--- start of Input data ---

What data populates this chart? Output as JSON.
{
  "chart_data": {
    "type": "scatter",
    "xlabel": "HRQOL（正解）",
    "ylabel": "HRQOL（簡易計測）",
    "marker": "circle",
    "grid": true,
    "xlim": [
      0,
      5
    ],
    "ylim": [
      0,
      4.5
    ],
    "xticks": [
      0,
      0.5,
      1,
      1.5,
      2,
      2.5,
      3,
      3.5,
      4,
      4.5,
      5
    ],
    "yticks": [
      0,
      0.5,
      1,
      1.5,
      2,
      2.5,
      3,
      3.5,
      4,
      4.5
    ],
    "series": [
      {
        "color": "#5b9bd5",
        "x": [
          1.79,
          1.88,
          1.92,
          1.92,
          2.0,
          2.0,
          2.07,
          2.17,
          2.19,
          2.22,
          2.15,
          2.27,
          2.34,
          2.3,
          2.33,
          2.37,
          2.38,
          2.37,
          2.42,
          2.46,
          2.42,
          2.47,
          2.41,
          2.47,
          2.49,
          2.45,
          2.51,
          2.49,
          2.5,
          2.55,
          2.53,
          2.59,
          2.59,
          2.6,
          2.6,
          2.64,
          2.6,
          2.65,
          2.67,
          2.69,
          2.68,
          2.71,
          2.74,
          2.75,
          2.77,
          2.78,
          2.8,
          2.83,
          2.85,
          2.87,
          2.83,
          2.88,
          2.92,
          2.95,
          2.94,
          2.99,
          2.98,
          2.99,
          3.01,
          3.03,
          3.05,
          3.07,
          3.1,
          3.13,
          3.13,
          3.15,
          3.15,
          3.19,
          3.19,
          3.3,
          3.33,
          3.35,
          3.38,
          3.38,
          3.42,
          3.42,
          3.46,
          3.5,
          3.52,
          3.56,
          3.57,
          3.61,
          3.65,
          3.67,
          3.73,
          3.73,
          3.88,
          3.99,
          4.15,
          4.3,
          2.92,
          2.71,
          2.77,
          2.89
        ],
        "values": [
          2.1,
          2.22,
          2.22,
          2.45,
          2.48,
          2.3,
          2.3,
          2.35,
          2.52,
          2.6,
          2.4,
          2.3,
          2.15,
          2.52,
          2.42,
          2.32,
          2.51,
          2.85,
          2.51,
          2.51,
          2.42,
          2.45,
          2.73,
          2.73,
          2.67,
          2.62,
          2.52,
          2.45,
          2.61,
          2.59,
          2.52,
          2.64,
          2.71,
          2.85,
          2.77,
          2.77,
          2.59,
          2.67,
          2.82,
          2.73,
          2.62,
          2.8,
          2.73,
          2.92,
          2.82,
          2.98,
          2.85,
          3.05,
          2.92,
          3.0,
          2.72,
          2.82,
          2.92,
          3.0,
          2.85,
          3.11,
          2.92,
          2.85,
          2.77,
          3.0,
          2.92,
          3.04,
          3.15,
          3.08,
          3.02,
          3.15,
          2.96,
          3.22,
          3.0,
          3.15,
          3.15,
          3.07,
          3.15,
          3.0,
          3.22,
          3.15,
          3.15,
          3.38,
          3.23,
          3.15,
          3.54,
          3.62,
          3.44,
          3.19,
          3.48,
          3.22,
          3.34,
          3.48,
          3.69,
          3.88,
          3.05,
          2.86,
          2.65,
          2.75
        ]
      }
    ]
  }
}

--- end of Input data ---

### What is needed:
Each entry above is to be printed again exactly.

### Answer to the problem:
What data populates this chart? Output as JSON.
{
  "chart_data": {
    "type": "scatter",
    "xlabel": "HRQOL（正解）",
    "ylabel": "HRQOL（簡易計測）",
    "marker": "circle",
    "grid": true,
    "xlim": [
      0,
      5
    ],
    "ylim": [
      0,
      4.5
    ],
    "xticks": [
      0,
      0.5,
      1,
      1.5,
      2,
      2.5,
      3,
      3.5,
      4,
      4.5,
      5
    ],
    "yticks": [
      0,
      0.5,
      1,
      1.5,
      2,
      2.5,
      3,
      3.5,
      4,
      4.5
    ],
    "series": [
      {
        "color": "#5b9bd5",
        "x": [
          1.79,
          1.88,
          1.92,
          1.92,
          2.0,
          2.0,
          2.07,
          2.17,
          2.19,
          2.22,
          2.15,
          2.27,
          2.34,
          2.3,
          2.33,
          2.37,
          2.38,
          2.37,
          2.42,
          2.46,
          2.42,
          2.47,
          2.41,
          2.47,
          2.49,
          2.45,
          2.51,
          2.49,
          2.5,
          2.55,
          2.53,
          2.59,
          2.59,
          2.6,
          2.6,
          2.64,
          2.6,
          2.65,
          2.67,
          2.69,
          2.68,
          2.71,
          2.74,
          2.75,
          2.77,
          2.78,
          2.8,
          2.83,
          2.85,
          2.87,
          2.83,
          2.88,
          2.92,
          2.95,
          2.94,
          2.99,
          2.98,
          2.99,
          3.01,
          3.03,
          3.05,
          3.07,
          3.1,
          3.13,
          3.13,
          3.15,
          3.15,
          3.19,
          3.19,
          3.3,
          3.33,
          3.35,
          3.38,
          3.38,
          3.42,
          3.42,
          3.46,
          3.5,
          3.52,
          3.56,
          3.57,
          3.61,
          3.65,
          3.67,
          3.73,
          3.73,
          3.88,
          3.99,
          4.15,
          4.3,
          2.92,
          2.71,
          2.77,
          2.89
        ],
        "values": [
          2.1,
          2.22,
          2.22,
          2.45,
          2.48,
          2.3,
          2.3,
          2.35,
          2.52,
          2.6,
          2.4,
          2.3,
          2.15,
          2.52,
          2.42,
          2.32,
          2.51,
          2.85,
          2.51,
          2.51,
          2.42,
          2.45,
          2.73,
          2.73,
          2.67,
          2.62,
          2.52,
          2.45,
          2.61,
          2.59,
          2.52,
          2.64,
          2.71,
          2.85,
          2.77,
          2.77,
          2.59,
          2.67,
          2.82,
          2.73,
          2.62,
          2.8,
          2.73,
          2.92,
          2.82,
          2.98,
          2.85,
          3.05,
          2.92,
          3.0,
          2.72,
          2.82,
          2.92,
          3.0,
          2.85,
          3.11,
          2.92,
          2.85,
          2.77,
          3.0,
          2.92,
          3.04,
          3.15,
          3.08,
          3.02,
          3.15,
          2.96,
          3.22,
          3.0,
          3.15,
          3.15,
          3.07,
          3.15,
          3.0,
          3.22,
          3.15,
          3.15,
          3.38,
          3.23,
          3.15,
          3.54,
          3.62,
          3.44,
          3.19,
          3.48,
          3.22,
          3.34,
          3.48,
          3.69,
          3.88,
          3.05,
          2.86,
          2.65,
          2.75
        ]
      }
    ]
  }
}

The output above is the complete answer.